Figure collection entries:
══════

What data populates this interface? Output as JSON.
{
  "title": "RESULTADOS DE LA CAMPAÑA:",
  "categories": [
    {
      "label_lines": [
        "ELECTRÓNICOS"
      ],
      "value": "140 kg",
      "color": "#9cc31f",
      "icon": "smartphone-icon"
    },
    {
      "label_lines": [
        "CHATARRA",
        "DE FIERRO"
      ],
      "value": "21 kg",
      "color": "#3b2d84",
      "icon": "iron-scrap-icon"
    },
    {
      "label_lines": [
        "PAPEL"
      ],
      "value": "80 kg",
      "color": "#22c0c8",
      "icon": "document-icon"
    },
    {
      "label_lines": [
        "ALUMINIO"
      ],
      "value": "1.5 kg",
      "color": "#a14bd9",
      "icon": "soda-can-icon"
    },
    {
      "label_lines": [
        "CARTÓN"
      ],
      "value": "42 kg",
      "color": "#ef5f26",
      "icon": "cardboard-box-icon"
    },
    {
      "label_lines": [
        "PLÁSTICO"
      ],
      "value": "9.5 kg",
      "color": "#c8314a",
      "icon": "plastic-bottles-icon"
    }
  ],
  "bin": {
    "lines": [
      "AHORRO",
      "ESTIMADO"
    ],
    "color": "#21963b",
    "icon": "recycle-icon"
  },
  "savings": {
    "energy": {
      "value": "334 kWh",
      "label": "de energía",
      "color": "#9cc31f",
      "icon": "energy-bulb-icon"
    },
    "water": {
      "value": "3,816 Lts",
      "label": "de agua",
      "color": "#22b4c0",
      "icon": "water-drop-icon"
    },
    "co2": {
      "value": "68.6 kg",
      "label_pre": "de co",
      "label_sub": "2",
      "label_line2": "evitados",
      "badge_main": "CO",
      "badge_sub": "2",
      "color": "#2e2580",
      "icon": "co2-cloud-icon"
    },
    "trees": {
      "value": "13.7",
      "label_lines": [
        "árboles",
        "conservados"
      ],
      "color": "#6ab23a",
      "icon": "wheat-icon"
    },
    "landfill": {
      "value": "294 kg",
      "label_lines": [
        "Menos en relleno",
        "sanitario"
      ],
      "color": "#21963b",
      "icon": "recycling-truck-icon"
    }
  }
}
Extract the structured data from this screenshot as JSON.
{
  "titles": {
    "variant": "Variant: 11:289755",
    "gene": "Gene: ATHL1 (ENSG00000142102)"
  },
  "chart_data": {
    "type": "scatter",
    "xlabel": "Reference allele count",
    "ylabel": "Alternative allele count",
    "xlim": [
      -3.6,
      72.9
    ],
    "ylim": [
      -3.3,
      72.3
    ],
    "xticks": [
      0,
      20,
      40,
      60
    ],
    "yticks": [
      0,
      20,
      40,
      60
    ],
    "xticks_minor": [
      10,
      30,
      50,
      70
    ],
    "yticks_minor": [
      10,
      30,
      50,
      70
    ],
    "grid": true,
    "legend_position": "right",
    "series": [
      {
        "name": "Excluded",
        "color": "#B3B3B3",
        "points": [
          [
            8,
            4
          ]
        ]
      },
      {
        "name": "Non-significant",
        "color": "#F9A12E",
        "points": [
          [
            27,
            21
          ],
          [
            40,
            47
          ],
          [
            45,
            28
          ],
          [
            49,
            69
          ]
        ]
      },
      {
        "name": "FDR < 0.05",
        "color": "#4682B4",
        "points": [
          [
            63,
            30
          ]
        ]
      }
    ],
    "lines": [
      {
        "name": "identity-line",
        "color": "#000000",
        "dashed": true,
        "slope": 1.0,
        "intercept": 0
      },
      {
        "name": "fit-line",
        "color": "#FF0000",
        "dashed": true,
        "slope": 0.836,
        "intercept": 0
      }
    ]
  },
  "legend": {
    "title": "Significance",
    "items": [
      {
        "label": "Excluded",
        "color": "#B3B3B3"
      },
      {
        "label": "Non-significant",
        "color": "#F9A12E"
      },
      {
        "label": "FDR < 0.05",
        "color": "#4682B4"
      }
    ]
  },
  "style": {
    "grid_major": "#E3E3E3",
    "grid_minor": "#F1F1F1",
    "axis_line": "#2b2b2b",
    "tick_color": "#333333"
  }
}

══════

§ **SHORT PROBLEM**: Pull every line containing the word "this" out of the entries above.

§ **FULL ANSWER**:
What data populates this interface? Output as JSON.
Extract the structured data from this screenshot as JSON.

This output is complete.